Data provided ->
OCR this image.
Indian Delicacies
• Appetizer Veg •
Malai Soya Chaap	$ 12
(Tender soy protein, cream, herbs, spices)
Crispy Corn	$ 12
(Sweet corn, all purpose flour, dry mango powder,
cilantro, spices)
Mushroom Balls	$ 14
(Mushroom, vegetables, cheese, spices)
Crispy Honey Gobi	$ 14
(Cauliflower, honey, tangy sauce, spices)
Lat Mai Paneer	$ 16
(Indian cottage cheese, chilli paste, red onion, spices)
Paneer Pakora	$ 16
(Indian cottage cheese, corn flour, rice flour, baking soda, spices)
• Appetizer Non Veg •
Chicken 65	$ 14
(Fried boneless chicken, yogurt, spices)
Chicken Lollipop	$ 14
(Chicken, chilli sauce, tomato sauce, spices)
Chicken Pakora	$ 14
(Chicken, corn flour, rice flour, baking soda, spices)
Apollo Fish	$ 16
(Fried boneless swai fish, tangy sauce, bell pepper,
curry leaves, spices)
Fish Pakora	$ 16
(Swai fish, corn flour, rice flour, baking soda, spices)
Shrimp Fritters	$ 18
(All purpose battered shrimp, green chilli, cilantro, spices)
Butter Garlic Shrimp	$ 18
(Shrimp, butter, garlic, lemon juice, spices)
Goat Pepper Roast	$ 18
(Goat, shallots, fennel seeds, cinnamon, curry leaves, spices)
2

Assigned task -> Wherever "curry" turns up in the records, copy the whole line.

Exercise response ->
curry leaves, spices)
(Goat, shallots, fennel seeds, cinnamon, curry leaves, spices)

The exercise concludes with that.